# Request
Reproduce the data exactly.

:: Records

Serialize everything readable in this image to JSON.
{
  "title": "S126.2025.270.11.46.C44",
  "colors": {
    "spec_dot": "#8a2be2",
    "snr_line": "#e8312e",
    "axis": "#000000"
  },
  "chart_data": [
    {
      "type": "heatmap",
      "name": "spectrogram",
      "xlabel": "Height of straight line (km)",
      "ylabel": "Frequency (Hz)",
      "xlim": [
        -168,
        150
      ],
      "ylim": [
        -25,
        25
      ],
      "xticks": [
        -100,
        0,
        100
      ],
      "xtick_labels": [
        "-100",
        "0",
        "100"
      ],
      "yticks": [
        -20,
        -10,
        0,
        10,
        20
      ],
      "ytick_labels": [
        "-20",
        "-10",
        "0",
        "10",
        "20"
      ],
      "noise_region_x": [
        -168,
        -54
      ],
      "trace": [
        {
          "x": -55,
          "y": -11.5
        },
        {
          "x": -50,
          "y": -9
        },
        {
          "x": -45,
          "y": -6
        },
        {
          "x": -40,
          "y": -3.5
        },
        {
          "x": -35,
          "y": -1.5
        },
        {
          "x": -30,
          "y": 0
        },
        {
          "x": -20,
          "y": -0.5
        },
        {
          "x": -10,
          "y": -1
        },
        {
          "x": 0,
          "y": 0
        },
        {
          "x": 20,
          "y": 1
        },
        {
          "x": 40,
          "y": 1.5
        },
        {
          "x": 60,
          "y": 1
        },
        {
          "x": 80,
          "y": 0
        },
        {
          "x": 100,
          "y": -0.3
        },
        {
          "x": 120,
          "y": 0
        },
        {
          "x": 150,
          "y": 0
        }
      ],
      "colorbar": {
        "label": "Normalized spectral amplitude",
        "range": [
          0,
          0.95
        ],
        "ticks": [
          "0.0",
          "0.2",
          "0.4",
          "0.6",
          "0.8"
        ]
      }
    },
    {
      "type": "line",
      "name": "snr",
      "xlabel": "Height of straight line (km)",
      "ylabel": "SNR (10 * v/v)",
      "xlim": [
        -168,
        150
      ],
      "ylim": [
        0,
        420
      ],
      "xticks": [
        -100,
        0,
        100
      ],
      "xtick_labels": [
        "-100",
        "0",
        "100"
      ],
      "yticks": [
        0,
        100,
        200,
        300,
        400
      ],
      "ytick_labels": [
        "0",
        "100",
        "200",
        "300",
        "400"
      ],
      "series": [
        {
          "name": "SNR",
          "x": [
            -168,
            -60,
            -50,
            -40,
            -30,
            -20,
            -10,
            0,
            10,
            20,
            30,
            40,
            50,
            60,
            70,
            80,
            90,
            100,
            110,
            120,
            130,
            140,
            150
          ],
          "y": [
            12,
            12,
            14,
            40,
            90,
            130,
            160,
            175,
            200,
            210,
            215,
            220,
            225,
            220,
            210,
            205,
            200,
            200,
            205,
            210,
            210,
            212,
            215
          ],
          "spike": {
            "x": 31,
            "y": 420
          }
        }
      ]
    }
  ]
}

::::

# Task output
Serialize everything readable in this image to JSON.
{
  "title": "S126.2025.270.11.46.C44",
  "colors": {
    "spec_dot": "#8a2be2",
    "snr_line": "#e8312e",
    "axis": "#000000"
  },
  "chart_data": [
    {
      "type": "heatmap",
      "name": "spectrogram",
      "xlabel": "Height of straight line (km)",
      "ylabel": "Frequency (Hz)",
      "xlim": [
        -168,
        150
      ],
      "ylim": [
        -25,
        25
      ],
      "xticks": [
        -100,
        0,
        100
      ],
      "xtick_labels": [
        "-100",
        "0",
        "100"
      ],
      "yticks": [
        -20,
        -10,
        0,
        10,
        20
      ],
      "ytick_labels": [
        "-20",
        "-10",
        "0",
        "10",
        "20"
      ],
      "noise_region_x": [
        -168,
        -54
      ],
      "trace": [
        {
          "x": -55,
          "y": -11.5
        },
        {
          "x": -50,
          "y": -9
        },
        {
          "x": -45,
          "y": -6
        },
        {
          "x": -40,
          "y": -3.5
        },
        {
          "x": -35,
          "y": -1.5
        },
        {
          "x": -30,
          "y": 0
        },
        {
          "x": -20,
          "y": -0.5
        },
        {
          "x": -10,
          "y": -1
        },
        {
          "x": 0,
          "y": 0
        },
        {
          "x": 20,
          "y": 1
        },
        {
          "x": 40,
          "y": 1.5
        },
        {
          "x": 60,
          "y": 1
        },
        {
          "x": 80,
          "y": 0
        },
        {
          "x": 100,
          "y": -0.3
        },
        {
          "x": 120,
          "y": 0
        },
        {
          "x": 150,
          "y": 0
        }
      ],
      "colorbar": {
        "label": "Normalized spectral amplitude",
        "range": [
          0,
          0.95
        ],
        "ticks": [
          "0.0",
          "0.2",
          "0.4",
          "0.6",
          "0.8"
        ]
      }
    },
    {
      "type": "line",
      "name": "snr",
      "xlabel": "Height of straight line (km)",
      "ylabel": "SNR (10 * v/v)",
      "xlim": [
        -168,
        150
      ],
      "ylim": [
        0,
        420
      ],
      "xticks": [
        -100,
        0,
        100
      ],
      "xtick_labels": [
        "-100",
        "0",
        "100"
      ],
      "yticks": [
        0,
        100,
        200,
        300,
        400
      ],
      "ytick_labels": [
        "0",
        "100",
        "200",
        "300",
        "400"
      ],
      "series": [
        {
          "name": "SNR",
          "x": [
            -168,
            -60,
            -50,
            -40,
            -30,
            -20,
            -10,
            0,
            10,
            20,
            30,
            40,
            50,
            60,
            70,
            80,
            90,
            100,
            110,
            120,
            130,
            140,
            150
          ],
          "y": [
            12,
            12,
            14,
            40,
            90,
            130,
            160,
            175,
            200,
            210,
            215,
            220,
            225,
            220,
            210,
            205,
            200,
            200,
            205,
            210,
            210,
            212,
            215
          ],
          "spike": {
            "x": 31,
            "y": 420
          }
        }
      ]
    }
  ]
}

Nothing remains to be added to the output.